--- Start of DATASET ---
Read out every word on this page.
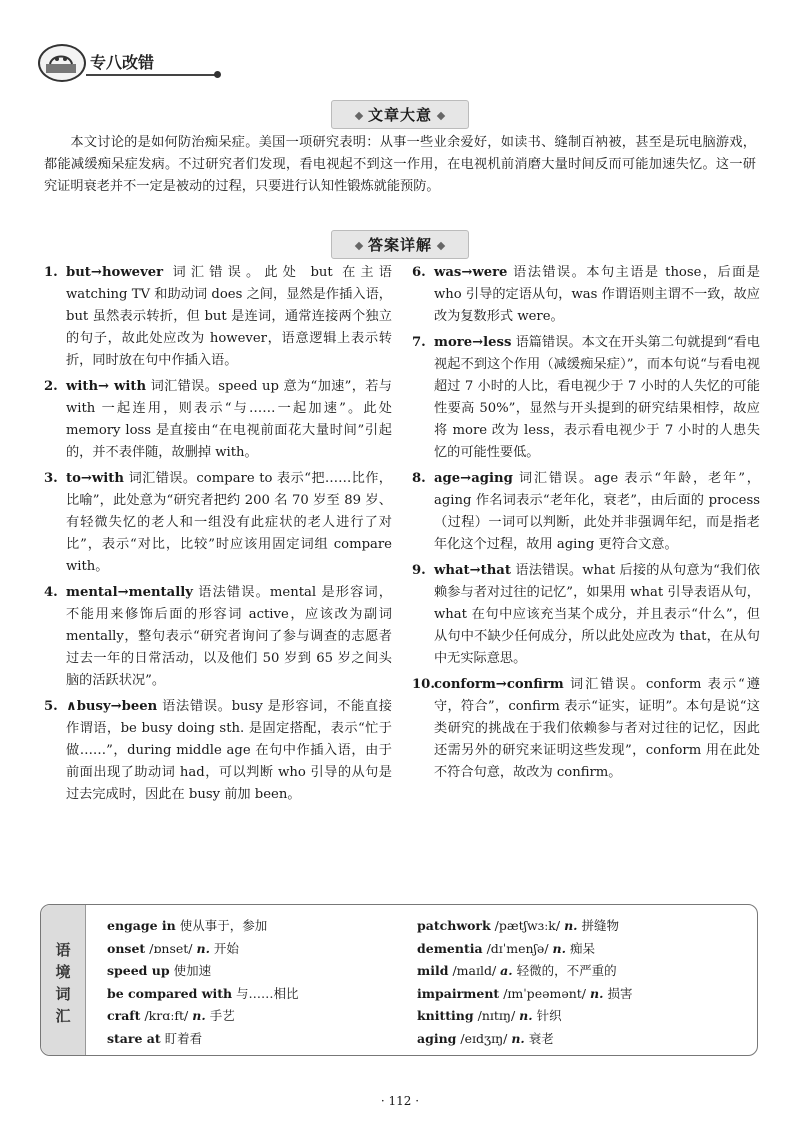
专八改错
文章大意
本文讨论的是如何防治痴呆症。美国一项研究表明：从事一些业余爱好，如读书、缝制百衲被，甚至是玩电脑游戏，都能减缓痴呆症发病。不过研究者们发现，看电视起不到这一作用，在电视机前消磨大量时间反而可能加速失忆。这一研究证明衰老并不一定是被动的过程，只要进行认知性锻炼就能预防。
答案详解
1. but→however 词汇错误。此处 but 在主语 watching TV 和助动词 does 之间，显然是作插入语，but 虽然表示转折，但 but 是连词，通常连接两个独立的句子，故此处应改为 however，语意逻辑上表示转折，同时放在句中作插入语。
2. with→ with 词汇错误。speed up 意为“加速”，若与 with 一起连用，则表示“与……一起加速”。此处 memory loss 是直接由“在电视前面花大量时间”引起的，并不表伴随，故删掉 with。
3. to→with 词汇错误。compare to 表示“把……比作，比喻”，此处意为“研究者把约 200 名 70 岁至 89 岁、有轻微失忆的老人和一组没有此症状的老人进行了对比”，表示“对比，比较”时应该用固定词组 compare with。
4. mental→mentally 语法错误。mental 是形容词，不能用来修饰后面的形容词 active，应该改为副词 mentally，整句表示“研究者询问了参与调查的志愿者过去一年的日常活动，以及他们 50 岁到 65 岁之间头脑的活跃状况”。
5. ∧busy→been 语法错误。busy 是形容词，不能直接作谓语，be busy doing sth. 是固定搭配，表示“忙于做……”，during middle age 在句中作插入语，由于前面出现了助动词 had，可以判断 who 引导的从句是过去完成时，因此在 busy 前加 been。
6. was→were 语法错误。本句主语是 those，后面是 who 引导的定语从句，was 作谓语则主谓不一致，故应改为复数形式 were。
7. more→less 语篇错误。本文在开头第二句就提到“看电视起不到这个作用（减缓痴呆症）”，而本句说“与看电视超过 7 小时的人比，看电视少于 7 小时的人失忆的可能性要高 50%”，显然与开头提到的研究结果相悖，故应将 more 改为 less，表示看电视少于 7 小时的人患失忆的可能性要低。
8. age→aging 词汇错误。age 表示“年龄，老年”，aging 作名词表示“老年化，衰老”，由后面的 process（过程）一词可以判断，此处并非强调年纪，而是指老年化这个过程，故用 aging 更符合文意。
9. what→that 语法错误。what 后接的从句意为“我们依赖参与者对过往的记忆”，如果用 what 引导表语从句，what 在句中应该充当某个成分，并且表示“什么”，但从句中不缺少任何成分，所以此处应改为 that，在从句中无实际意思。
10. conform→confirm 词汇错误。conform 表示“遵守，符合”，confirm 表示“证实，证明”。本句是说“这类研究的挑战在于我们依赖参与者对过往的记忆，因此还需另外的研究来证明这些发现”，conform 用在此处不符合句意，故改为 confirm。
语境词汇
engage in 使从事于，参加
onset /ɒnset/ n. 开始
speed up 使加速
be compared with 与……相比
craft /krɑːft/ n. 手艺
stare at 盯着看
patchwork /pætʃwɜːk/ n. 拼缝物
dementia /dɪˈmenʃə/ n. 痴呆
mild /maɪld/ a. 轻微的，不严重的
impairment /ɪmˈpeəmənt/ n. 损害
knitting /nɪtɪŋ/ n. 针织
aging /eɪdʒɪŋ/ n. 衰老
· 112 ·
--- End of DATASET ---
--- Start of DATASET ---
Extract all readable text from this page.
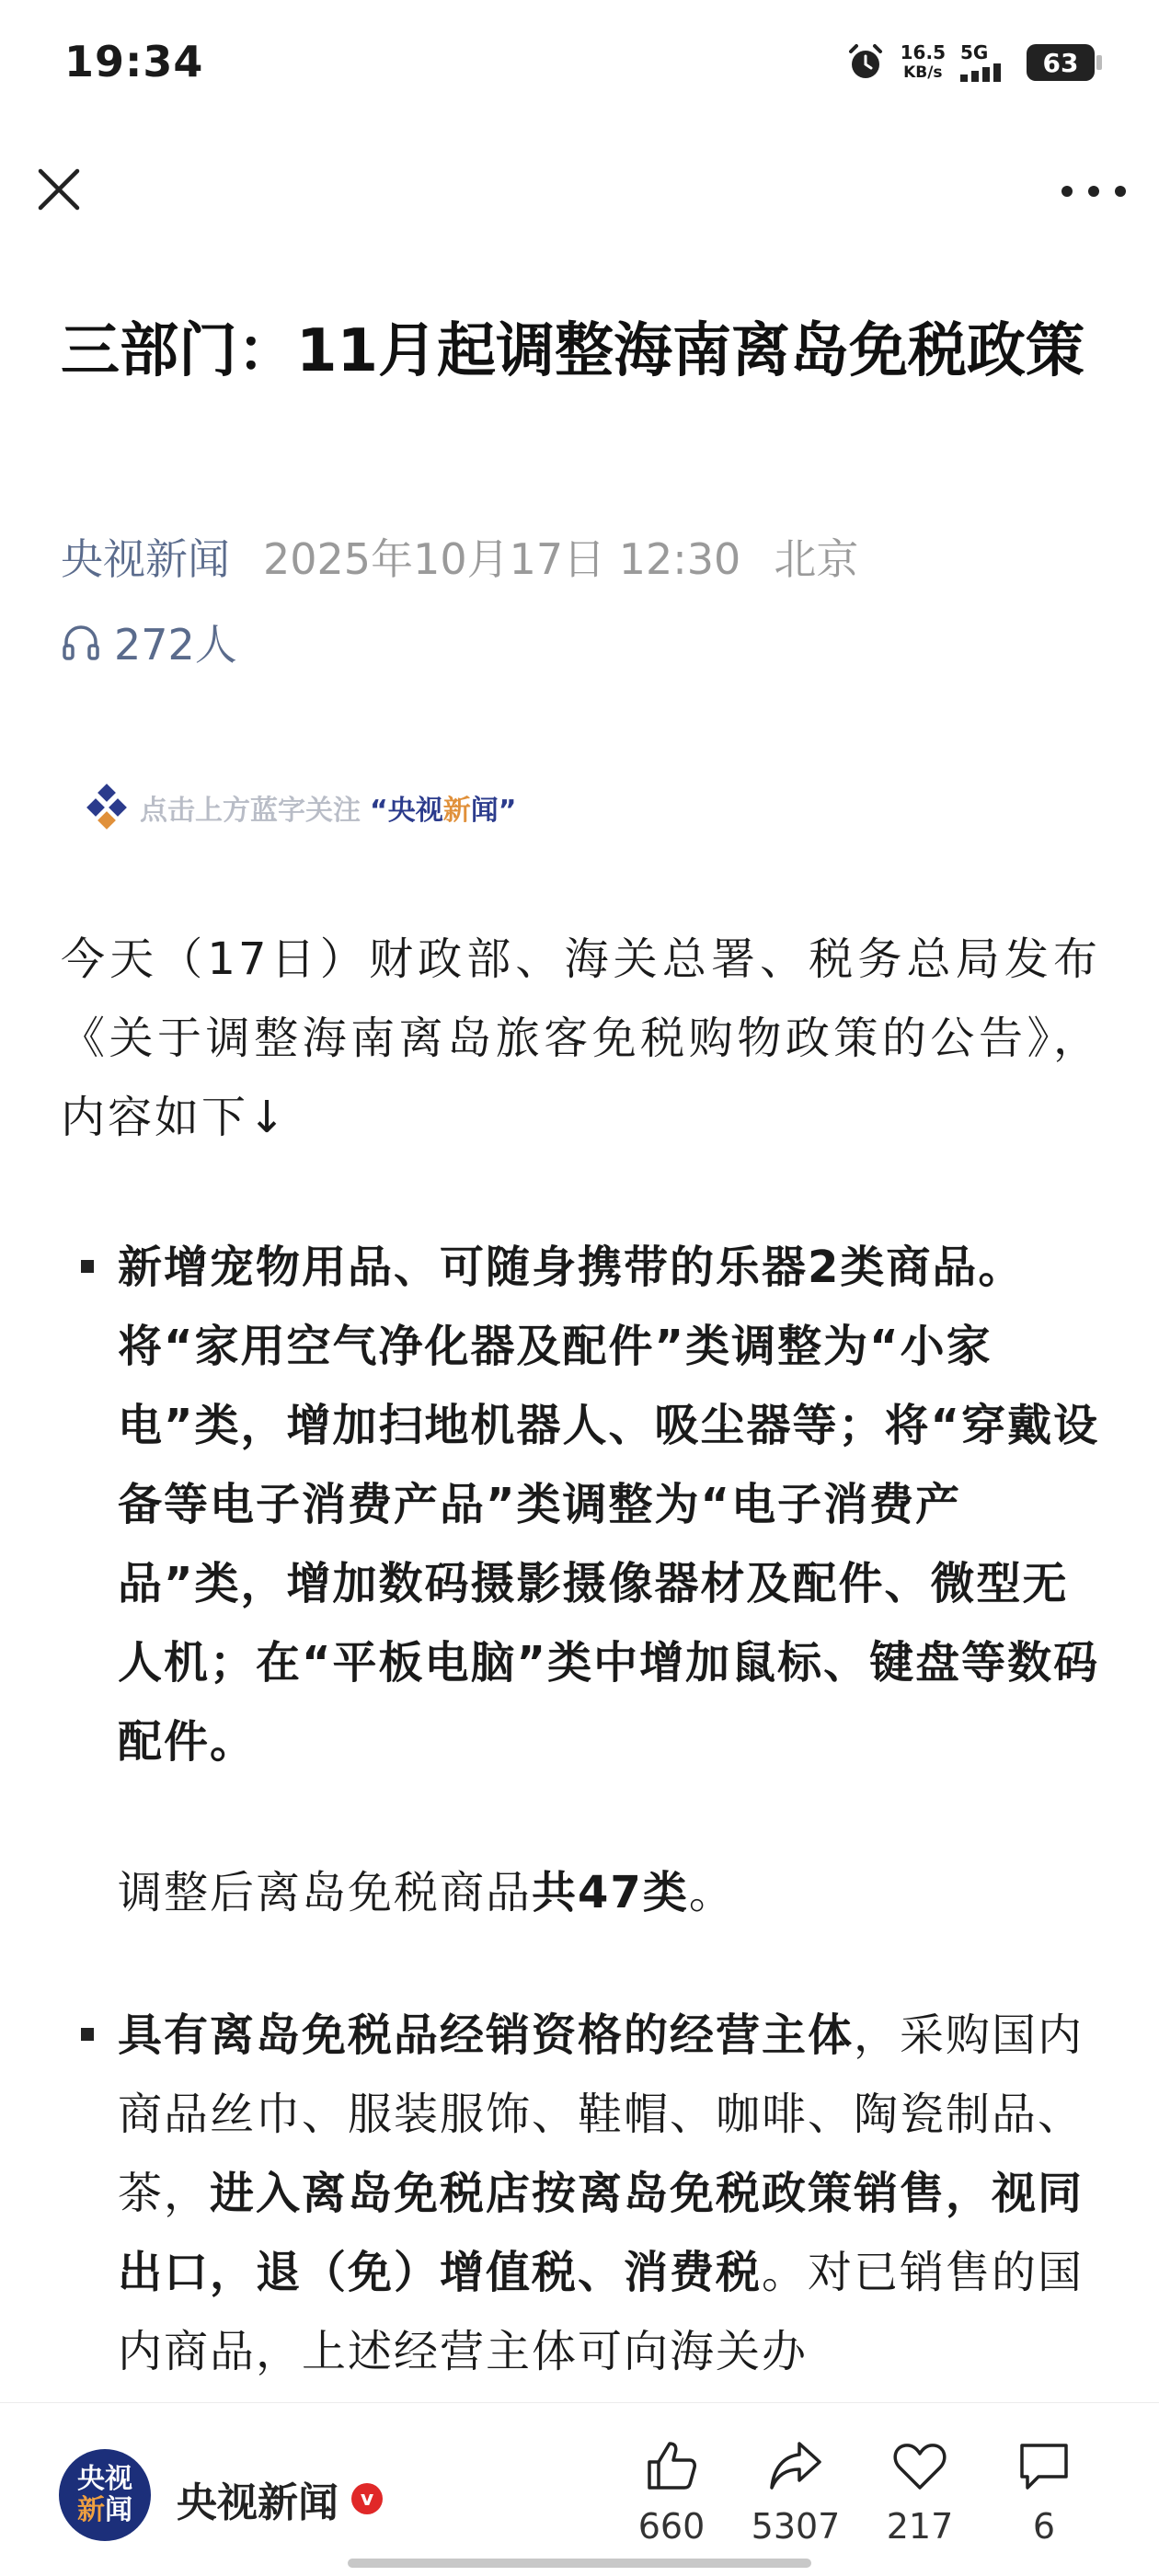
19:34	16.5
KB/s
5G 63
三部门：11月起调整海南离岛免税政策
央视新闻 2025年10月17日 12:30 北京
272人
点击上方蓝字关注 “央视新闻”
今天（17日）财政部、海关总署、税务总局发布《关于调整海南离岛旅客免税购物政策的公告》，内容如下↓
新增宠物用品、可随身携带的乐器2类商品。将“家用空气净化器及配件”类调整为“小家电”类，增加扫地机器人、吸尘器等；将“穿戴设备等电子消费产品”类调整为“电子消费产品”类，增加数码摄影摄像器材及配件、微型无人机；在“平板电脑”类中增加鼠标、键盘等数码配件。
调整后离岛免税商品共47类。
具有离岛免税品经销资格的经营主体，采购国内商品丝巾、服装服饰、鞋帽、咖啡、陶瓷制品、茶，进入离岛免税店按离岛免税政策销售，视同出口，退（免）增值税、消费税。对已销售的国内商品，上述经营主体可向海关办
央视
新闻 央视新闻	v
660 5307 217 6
--- End of DATASET ---
--- Start of DATASET ---
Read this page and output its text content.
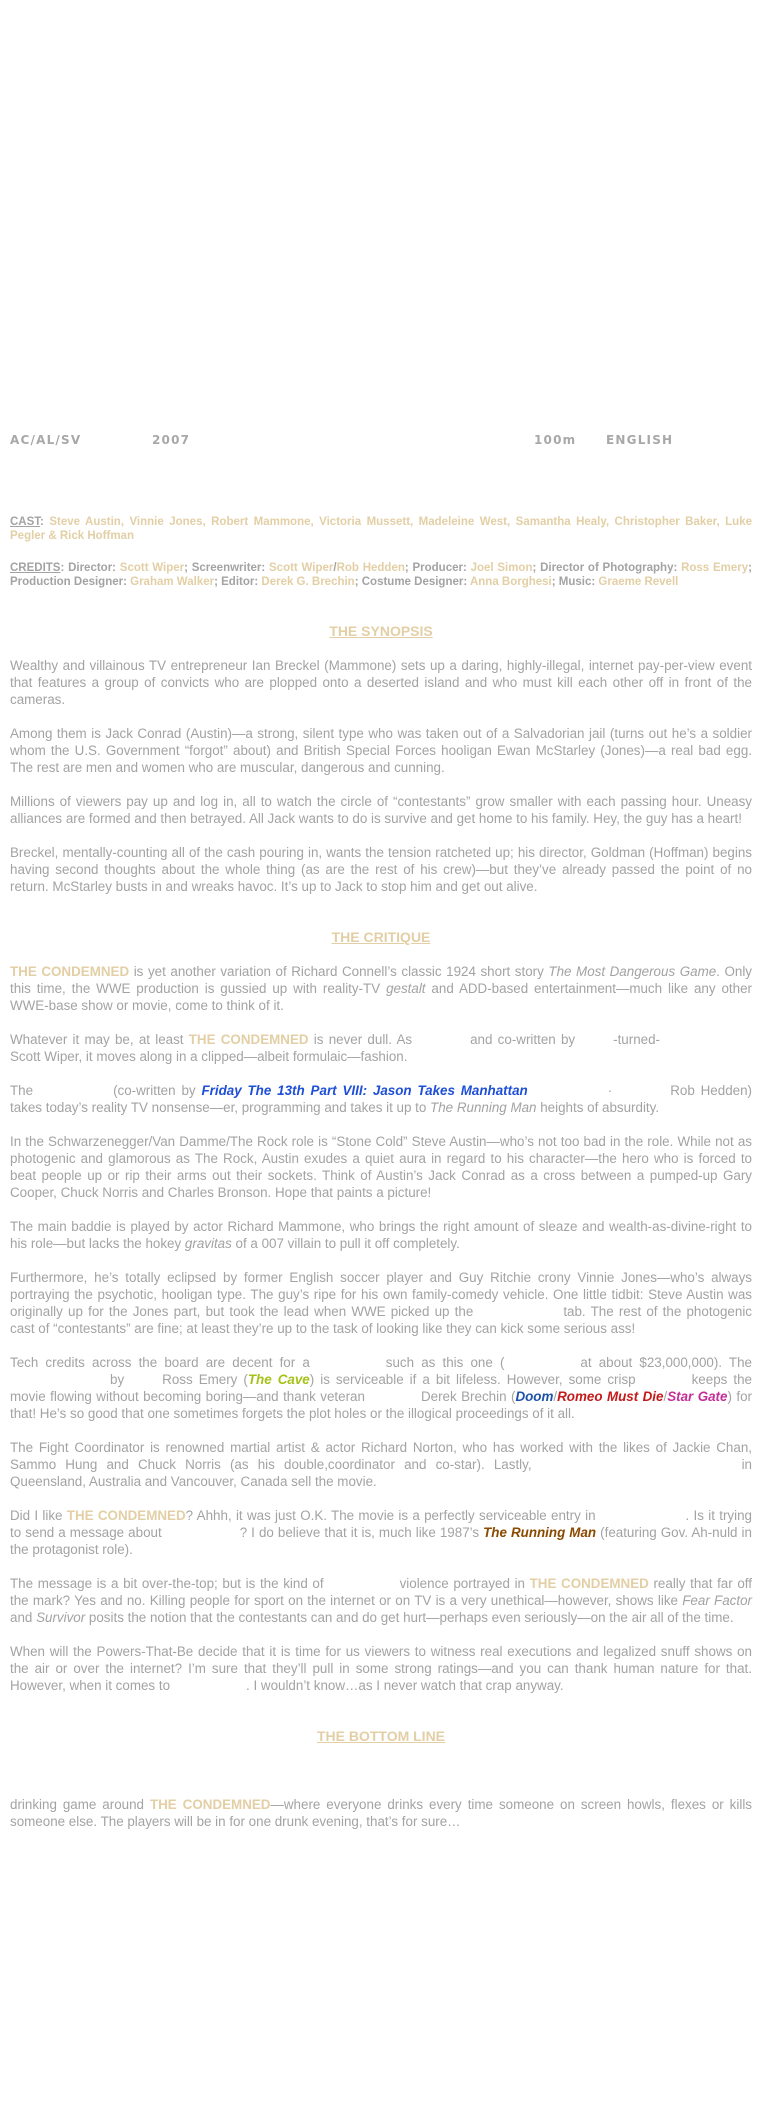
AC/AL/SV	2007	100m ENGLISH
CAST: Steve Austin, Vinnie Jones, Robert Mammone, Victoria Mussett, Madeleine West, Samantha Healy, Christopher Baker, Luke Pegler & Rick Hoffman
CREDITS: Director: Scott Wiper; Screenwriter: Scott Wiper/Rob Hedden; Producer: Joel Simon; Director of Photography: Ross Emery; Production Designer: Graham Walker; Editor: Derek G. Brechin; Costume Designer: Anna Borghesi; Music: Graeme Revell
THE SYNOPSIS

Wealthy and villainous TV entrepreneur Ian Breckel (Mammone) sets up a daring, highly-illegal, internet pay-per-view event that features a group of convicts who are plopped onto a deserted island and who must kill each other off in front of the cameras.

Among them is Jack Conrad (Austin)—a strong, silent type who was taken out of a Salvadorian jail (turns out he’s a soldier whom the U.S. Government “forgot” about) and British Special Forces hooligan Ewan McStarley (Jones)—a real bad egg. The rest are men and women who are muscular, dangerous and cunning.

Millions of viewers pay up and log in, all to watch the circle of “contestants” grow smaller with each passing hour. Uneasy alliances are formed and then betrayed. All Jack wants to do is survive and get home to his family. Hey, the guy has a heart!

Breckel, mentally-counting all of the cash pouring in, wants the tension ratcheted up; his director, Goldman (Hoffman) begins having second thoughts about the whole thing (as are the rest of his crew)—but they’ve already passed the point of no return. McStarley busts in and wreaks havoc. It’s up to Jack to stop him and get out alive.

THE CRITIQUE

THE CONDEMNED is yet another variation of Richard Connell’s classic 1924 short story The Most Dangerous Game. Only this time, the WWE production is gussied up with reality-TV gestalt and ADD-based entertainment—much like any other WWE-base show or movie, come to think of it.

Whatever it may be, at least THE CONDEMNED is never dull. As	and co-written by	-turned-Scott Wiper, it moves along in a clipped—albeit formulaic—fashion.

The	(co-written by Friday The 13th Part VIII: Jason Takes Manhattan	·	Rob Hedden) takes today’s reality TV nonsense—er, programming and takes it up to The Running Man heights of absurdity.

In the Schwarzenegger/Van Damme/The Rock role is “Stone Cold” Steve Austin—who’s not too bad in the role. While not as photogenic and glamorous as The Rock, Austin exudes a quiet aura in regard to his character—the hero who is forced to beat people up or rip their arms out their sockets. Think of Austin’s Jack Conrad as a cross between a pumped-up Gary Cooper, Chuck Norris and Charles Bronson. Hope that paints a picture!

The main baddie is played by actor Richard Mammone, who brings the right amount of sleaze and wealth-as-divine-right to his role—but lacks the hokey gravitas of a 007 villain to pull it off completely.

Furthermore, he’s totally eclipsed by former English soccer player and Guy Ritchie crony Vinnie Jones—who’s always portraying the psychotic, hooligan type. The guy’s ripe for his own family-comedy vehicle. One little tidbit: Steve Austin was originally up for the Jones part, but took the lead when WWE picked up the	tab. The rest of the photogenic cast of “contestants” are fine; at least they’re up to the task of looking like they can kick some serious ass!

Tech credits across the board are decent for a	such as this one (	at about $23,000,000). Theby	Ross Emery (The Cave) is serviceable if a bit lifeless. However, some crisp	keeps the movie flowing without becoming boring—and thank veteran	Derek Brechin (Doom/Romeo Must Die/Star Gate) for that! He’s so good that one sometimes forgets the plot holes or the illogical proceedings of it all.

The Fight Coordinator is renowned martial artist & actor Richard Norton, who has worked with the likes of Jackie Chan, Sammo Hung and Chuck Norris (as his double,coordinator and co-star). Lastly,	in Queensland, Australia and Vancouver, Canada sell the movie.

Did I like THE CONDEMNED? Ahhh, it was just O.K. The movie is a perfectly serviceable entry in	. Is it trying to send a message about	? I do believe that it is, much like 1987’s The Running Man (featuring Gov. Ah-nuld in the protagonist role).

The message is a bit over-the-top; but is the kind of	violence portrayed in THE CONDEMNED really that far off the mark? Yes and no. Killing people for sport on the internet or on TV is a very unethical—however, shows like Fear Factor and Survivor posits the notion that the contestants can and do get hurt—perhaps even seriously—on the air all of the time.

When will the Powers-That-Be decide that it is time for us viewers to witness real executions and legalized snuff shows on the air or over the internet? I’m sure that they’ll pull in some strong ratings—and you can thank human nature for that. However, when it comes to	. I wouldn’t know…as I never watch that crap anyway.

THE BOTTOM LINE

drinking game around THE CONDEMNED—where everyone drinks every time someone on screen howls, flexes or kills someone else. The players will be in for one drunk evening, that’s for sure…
--- End of DATASET ---
[STATED GOAL] Track down every line holding the string "语法错误" and copy it.

[RESPONSE FOR THIS EXERCISE]
4. mental→mentally 语法错误。mental 是形容词，不能用来修饰后面的形容词 active，应该改为副词 mentally，整句表示“研究者询问了参与调查的志愿者过去一年的日常活动，以及他们 50 岁到 65 岁之间头脑的活跃状况”。
5. ∧busy→been 语法错误。busy 是形容词，不能直接作谓语，be busy doing sth. 是固定搭配，表示“忙于做……”，during middle age 在句中作插入语，由于前面出现了助动词 had，可以判断 who 引导的从句是过去完成时，因此在 busy 前加 been。
6. was→were 语法错误。本句主语是 those，后面是 who 引导的定语从句，was 作谓语则主谓不一致，故应改为复数形式 were。
9. what→that 语法错误。what 后接的从句意为“我们依赖参与者对过往的记忆”，如果用 what 引导表语从句，what 在句中应该充当某个成分，并且表示“什么”，但从句中不缺少任何成分，所以此处应改为 that，在从句中无实际意思。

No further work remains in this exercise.